[YOUR INSTRUCTIONS] Reproduce the rows below word for word, leaving out the picture.

[SUPPLIED RECORDS]
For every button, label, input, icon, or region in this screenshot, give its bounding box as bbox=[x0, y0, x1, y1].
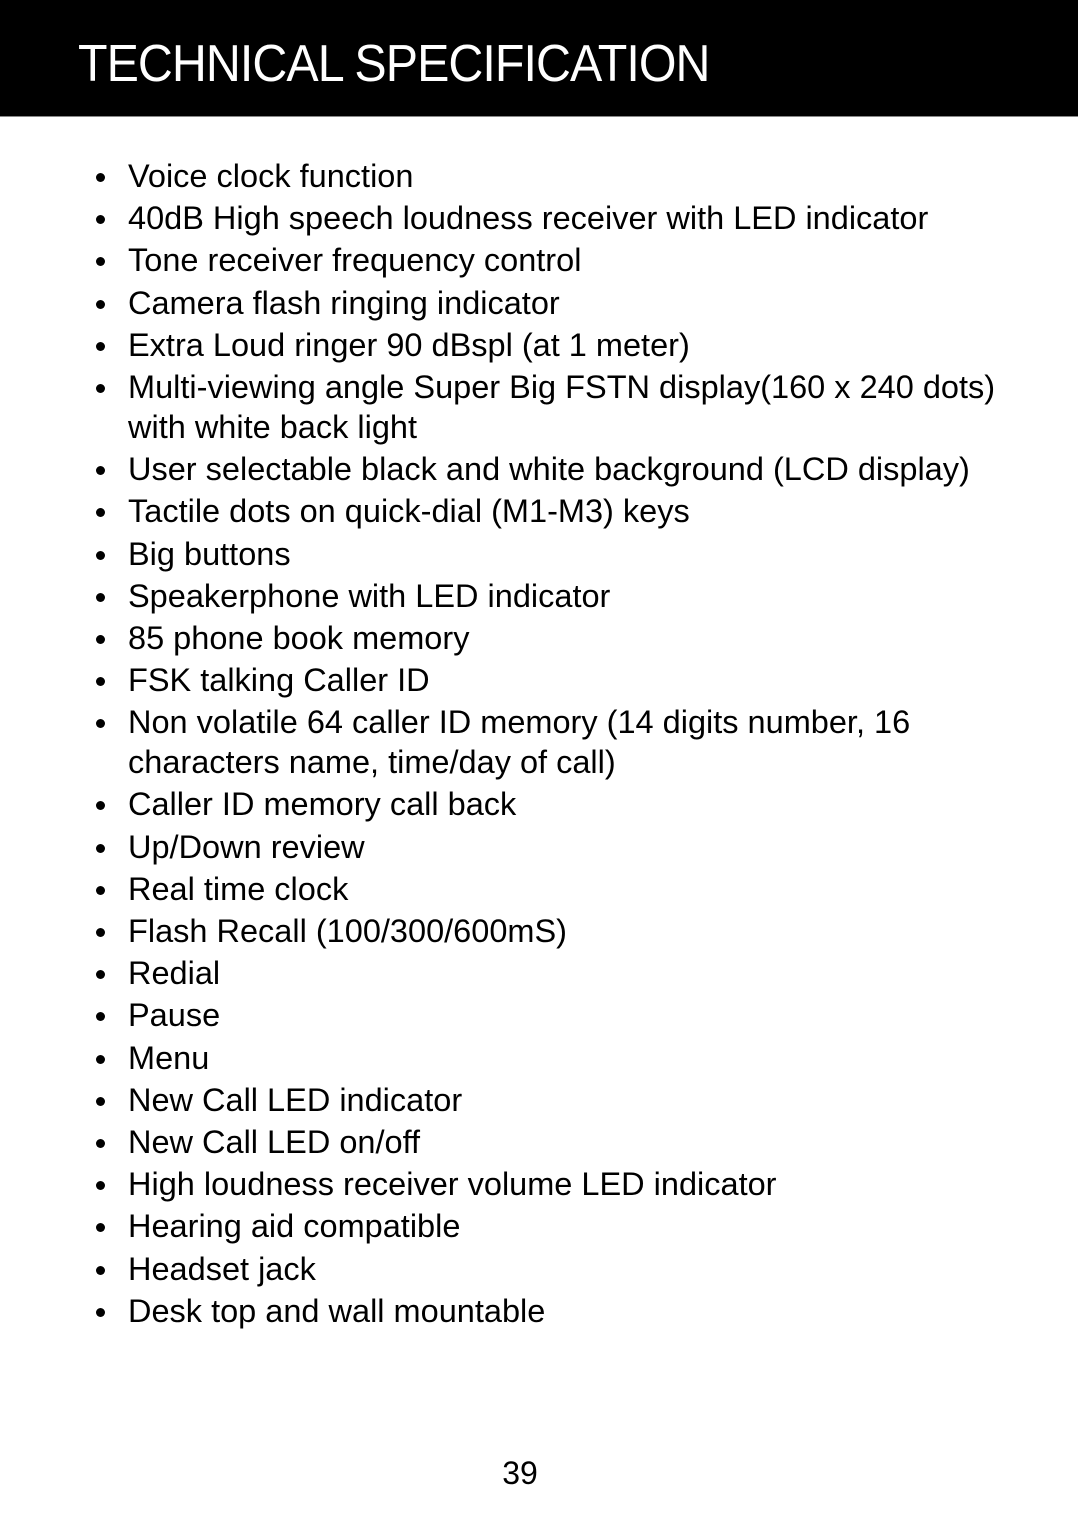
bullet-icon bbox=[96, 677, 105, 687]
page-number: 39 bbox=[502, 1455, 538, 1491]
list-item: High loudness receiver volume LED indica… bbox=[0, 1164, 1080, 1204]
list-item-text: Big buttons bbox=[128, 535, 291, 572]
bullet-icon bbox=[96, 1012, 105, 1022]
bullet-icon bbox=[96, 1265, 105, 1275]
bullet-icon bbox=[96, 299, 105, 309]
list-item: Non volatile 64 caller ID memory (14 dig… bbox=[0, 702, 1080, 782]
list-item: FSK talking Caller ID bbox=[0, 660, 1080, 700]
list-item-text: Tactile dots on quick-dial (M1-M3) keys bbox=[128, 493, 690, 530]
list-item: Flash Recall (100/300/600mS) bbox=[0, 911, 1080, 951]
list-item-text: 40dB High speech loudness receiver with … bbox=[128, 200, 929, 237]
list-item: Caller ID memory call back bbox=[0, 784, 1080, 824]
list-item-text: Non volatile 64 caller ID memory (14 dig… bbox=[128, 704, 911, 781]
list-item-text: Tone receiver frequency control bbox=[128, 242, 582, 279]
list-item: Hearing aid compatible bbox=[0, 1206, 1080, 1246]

[ANSWER TO THIS EXERCISE]
For every button, label, input, icon, or region in this screenshot, give its bounding box as bbox=[x0, y0, x1, y1].
bullet-icon bbox=[96, 677, 105, 687]
page-number: 39 bbox=[502, 1455, 538, 1491]
list-item: High loudness receiver volume LED indica… bbox=[0, 1164, 1080, 1204]
list-item-text: Big buttons bbox=[128, 535, 291, 572]
bullet-icon bbox=[96, 1012, 105, 1022]
bullet-icon bbox=[96, 1265, 105, 1275]
bullet-icon bbox=[96, 299, 105, 309]
list-item: Non volatile 64 caller ID memory (14 dig… bbox=[0, 702, 1080, 782]
list-item: FSK talking Caller ID bbox=[0, 660, 1080, 700]
list-item-text: Tactile dots on quick-dial (M1-M3) keys bbox=[128, 493, 690, 530]
list-item: Flash Recall (100/300/600mS) bbox=[0, 911, 1080, 951]
list-item-text: 40dB High speech loudness receiver with … bbox=[128, 200, 929, 237]
list-item: Caller ID memory call back bbox=[0, 784, 1080, 824]
list-item-text: Non volatile 64 caller ID memory (14 dig… bbox=[128, 704, 911, 781]
list-item-text: Tone receiver frequency control bbox=[128, 242, 582, 279]
list-item: Hearing aid compatible bbox=[0, 1206, 1080, 1246]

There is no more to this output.